Exercise
The lines to be copied are those below that contain "Module".

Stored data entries
*** Block opens ***

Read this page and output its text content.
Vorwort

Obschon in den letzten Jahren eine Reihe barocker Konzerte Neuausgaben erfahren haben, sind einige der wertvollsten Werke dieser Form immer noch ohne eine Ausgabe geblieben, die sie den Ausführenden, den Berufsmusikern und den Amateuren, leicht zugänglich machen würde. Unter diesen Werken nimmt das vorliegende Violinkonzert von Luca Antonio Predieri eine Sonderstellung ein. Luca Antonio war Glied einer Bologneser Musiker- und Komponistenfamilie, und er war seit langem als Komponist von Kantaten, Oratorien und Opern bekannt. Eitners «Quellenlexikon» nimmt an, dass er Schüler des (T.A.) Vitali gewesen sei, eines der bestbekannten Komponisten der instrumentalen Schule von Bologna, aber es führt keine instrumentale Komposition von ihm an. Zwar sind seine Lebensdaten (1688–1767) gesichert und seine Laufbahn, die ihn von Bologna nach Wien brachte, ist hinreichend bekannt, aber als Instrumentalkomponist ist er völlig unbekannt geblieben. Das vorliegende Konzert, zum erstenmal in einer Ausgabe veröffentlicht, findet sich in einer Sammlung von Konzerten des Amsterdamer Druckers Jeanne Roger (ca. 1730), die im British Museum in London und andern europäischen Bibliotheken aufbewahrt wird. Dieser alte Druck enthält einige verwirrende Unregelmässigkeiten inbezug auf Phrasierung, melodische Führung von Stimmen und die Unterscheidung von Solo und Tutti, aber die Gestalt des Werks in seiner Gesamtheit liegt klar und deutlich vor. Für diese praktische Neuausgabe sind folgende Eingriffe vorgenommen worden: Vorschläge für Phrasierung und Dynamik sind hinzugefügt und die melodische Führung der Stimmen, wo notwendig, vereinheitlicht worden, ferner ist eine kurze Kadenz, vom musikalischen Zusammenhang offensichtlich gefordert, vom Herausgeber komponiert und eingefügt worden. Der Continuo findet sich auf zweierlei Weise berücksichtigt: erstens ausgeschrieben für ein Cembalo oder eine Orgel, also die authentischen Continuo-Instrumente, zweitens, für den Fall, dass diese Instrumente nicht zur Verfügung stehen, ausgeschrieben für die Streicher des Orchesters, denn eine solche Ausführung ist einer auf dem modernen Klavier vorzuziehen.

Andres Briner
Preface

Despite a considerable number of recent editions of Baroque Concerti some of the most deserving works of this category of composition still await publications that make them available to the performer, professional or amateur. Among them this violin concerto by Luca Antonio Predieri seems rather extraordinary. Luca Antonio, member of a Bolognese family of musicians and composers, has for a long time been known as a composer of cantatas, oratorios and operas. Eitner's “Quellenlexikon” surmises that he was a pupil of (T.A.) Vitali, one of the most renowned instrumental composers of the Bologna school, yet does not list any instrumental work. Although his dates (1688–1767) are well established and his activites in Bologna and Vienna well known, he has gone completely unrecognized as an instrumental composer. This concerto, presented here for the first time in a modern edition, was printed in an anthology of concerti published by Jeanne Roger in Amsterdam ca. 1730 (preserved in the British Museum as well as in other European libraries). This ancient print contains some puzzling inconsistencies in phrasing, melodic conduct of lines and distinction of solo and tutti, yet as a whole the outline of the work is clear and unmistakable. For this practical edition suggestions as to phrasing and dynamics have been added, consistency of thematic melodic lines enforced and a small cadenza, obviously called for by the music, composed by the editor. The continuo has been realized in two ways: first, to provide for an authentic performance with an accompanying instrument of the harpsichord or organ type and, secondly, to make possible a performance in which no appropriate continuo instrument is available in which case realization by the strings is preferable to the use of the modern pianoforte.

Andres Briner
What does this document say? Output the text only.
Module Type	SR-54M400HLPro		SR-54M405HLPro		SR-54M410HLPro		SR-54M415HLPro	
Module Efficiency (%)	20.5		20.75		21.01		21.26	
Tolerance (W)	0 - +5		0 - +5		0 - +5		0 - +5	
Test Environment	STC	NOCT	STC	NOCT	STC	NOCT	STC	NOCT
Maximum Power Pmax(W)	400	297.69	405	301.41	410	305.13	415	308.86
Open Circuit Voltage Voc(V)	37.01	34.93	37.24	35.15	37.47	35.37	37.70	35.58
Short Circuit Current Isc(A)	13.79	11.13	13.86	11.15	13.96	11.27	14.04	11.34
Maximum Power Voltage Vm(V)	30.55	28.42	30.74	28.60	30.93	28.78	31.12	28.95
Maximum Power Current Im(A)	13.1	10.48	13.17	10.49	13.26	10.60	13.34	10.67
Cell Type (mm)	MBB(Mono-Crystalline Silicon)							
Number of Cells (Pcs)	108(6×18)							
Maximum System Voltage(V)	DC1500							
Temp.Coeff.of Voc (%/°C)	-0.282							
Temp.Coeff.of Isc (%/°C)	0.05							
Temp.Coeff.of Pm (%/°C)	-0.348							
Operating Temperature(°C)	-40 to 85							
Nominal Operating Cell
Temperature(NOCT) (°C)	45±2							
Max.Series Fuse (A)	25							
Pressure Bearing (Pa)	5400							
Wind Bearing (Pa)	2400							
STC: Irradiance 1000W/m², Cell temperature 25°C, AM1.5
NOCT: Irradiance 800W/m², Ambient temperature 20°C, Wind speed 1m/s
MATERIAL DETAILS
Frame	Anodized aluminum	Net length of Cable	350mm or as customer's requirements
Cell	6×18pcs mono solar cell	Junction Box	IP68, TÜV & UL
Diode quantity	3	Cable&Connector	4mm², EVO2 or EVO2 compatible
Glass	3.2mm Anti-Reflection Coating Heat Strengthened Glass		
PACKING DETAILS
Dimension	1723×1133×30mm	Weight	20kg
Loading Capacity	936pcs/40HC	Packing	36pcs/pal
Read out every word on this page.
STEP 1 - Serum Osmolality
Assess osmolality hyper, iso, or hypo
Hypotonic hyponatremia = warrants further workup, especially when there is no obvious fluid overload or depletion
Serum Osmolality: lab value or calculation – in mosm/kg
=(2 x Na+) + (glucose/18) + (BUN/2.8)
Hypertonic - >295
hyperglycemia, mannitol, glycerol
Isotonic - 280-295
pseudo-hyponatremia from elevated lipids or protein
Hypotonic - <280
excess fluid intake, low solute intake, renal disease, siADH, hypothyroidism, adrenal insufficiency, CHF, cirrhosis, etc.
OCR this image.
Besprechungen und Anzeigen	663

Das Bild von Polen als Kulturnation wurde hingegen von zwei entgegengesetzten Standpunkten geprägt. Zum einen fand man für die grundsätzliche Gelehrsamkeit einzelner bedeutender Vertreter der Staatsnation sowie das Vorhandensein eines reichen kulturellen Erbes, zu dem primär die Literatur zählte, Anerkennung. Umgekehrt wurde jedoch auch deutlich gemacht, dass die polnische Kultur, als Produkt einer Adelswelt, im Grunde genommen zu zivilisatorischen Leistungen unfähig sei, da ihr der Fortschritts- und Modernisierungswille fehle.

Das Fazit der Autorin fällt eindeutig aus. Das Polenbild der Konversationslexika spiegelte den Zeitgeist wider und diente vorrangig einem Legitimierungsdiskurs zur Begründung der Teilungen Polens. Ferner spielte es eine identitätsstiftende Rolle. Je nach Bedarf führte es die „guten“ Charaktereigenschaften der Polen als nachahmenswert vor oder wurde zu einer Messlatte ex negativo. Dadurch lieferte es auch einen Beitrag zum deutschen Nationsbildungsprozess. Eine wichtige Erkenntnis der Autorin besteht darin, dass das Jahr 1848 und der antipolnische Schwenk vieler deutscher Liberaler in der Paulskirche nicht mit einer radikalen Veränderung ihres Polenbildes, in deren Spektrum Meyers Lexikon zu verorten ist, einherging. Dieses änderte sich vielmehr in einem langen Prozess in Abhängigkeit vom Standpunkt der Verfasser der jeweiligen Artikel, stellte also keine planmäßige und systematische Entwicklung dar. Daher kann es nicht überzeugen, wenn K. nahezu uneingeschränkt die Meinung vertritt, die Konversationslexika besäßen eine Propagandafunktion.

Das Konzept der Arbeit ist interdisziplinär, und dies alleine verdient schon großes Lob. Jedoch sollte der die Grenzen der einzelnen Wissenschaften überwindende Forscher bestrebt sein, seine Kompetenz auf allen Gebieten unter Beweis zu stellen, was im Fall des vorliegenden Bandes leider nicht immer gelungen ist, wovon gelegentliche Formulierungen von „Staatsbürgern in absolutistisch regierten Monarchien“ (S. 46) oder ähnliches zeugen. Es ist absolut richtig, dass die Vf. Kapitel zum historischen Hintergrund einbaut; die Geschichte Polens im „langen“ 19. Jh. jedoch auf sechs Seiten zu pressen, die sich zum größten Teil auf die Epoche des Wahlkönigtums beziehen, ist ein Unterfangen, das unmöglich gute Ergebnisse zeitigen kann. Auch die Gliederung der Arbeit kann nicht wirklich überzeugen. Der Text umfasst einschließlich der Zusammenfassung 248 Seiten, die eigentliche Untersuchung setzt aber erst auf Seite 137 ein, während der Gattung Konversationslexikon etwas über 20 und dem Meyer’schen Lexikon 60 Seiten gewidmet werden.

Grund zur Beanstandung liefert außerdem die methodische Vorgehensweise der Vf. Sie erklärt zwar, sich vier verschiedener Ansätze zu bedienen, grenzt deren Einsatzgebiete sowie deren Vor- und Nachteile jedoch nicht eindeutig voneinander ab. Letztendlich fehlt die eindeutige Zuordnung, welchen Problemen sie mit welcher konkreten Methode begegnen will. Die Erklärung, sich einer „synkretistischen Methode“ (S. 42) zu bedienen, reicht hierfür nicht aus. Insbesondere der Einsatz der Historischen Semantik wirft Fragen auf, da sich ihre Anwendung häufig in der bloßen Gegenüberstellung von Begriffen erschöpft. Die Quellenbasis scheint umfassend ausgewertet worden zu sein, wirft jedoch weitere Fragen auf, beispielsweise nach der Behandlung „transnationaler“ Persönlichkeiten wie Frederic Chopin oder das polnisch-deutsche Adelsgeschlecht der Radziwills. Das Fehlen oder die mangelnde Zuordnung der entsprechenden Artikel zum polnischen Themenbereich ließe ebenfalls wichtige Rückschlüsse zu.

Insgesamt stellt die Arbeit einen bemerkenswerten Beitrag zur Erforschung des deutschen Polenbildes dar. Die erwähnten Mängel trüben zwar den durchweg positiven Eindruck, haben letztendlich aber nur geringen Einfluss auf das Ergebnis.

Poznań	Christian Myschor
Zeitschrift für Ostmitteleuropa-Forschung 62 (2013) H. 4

*** Block closes ***

Task result
Module Type	SR-54M400HLPro		SR-54M405HLPro		SR-54M410HLPro		SR-54M415HLPro	
Module Efficiency (%)	20.5		20.75		21.01		21.26	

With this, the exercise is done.